++++ Passage ++++
FIRST, CHECK THIS OUT!

magang di Jakarta Post

wohoooiii... hmmm.. sehari yang lalu, saat balik kekosan Grandong, gue memutuskan untuk njajal menulis sebuah essay, yang selanjutnya disebut sebagai opini ngasal, atau curhat tak tersampaikan, yang pada akhirnya bakal gue kirim ke Jakarta Post biar bisa ikutan program magang mereka, dari awal bulan depan ampe Desember, asik kali ye, gue selalu bermimpi untuk bisa kerja di Jakarta Post gitu, tapi yaaaah, its probably too much, but hey BANZAAAI!! -------------------------------------------------------------------------------------------

Why we risked getting squeezed in the city trains


Despite its soothing wordings in English, Indonesians know that the word city train, or the KRL, stands for a period of uncomfortable situations that at a certain point will need to be endured.

So what is the KRL? Long before the Transjakarta Busway, people from the outskirts of Jakarta have always had the, so far, fastest covering-limited-distance-transportation in the country at the most unreasonable price, in a good sense. Workers from areas like Bogor, Serpong, Depok, and Bekasi, could reach the center of Jakarta in a much shorter time, allowing them to commute on a daily basis and take light of that somewhat nonsense decision. I, myself, live in Depok and have to take the city train to Senen, and back to Depok everyday, the seemingly impossible distance between the two blurred with the aid of the white stallion. But seriously, If city trains were just an idea, with lack of realization, I would have been a part timer, going to work at six in the morning to get to the office at 12 till 6 to head home and sleep from twelve to six everyday, and of course die after three months of exhaustion, that’s right people, I’m talking about the ridiculous traffic. The city train is a gift, a blessing in such troubled time, a solution sought by those who demand answers, a solution to all of us, and I mean all of us, and how it is such a dangerous statement.
++++ Records shown ++++
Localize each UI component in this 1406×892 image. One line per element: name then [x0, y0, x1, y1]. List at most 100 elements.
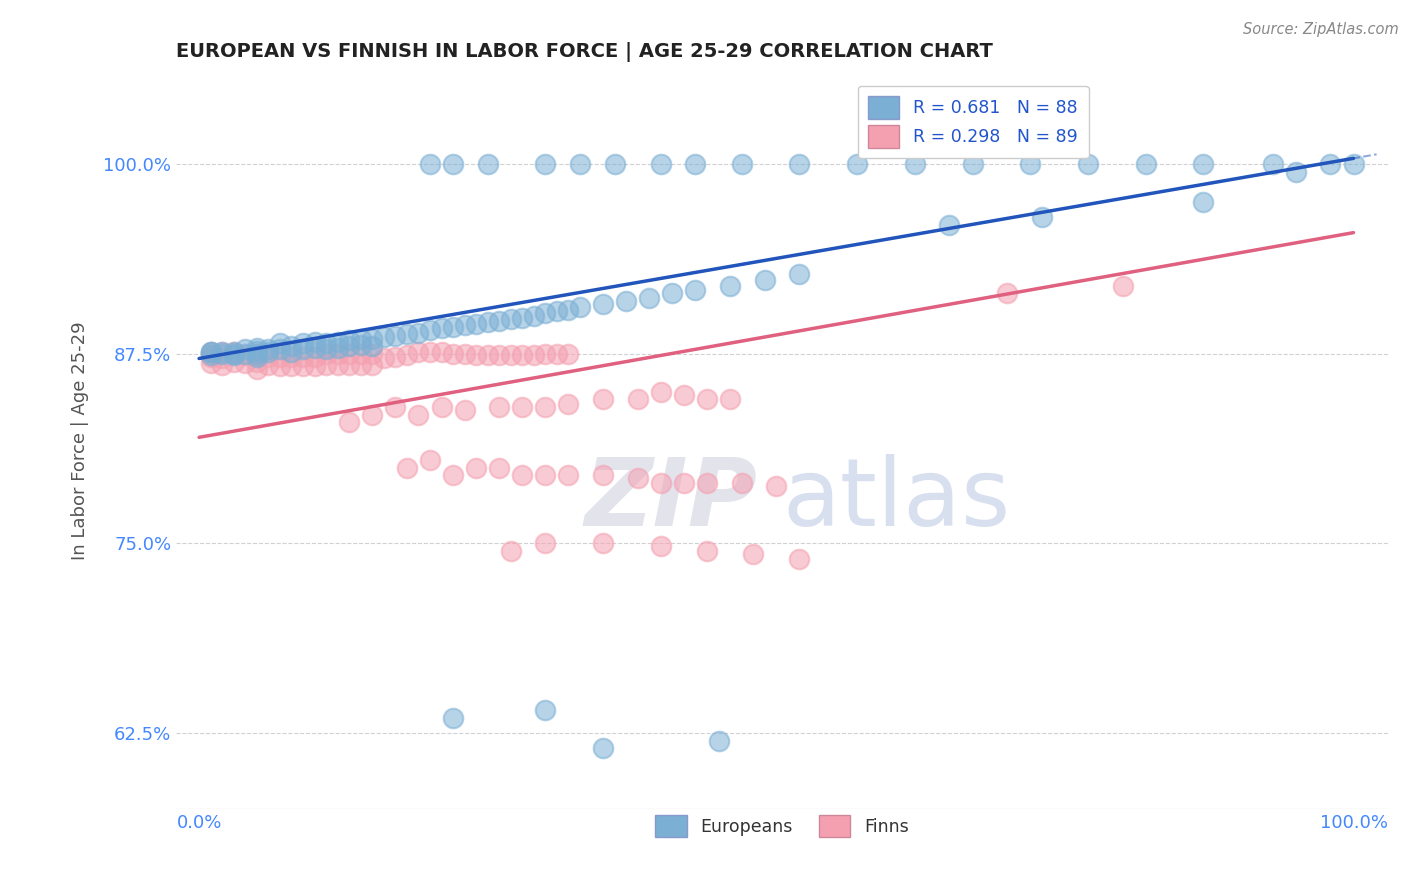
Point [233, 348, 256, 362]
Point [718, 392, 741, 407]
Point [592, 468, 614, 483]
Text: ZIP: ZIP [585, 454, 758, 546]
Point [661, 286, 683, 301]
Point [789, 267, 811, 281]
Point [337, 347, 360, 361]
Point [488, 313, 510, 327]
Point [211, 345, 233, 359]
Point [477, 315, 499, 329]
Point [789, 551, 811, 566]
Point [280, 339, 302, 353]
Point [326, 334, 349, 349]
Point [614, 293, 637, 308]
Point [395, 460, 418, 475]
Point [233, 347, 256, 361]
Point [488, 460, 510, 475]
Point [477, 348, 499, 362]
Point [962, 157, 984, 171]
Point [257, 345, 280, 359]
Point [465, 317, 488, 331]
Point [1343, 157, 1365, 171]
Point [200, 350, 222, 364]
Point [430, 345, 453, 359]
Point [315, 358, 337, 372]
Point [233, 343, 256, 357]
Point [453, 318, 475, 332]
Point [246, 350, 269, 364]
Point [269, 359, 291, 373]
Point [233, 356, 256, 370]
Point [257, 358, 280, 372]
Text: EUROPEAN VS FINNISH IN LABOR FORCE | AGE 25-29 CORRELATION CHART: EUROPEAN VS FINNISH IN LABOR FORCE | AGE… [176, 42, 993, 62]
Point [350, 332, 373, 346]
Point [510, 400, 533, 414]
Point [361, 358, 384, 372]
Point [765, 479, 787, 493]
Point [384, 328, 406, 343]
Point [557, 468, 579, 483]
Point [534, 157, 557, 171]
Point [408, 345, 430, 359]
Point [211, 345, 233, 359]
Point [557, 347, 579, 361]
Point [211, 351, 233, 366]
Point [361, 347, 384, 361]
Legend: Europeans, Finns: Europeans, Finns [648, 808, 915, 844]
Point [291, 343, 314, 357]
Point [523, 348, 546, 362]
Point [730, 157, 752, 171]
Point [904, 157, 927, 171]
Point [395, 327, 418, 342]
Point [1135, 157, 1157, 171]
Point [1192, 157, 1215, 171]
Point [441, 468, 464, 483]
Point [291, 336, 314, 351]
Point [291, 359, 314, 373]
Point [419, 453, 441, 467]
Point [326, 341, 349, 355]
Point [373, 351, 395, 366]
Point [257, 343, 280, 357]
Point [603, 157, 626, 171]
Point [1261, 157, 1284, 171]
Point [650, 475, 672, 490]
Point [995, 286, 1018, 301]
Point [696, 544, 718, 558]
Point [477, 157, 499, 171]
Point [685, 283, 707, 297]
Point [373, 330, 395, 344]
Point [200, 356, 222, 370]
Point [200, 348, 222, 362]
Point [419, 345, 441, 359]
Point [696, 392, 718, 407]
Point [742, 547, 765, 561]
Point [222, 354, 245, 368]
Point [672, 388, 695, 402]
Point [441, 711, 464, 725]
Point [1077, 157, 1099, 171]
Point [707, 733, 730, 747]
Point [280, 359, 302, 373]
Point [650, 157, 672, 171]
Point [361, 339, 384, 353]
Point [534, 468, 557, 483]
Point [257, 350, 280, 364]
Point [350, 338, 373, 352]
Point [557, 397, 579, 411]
++++
Condense the paragraph of the city train essay that begins "So what is the KRL?" into a short bulleted list of its main points.

- Long before the Transjakarta Busway, people from the outskirts of Jakarta had the fastest limited-distance transportation in the country at a very low price.
- Workers from Bogor, Serpong, Depok, and Bekasi can reach central Jakarta much faster, which makes daily commuting possible.
- The writer lives in Depok and takes the city train to Senen and back every day.
- Without city trains, the writer says, the traffic would mean leaving at six in the morning to arrive at noon, working until six, getting home to sleep from midnight to six, and collapsing from exhaustion within three months.
- The writer calls the city train a gift and a solution for everyone, and calls that a dangerous statement.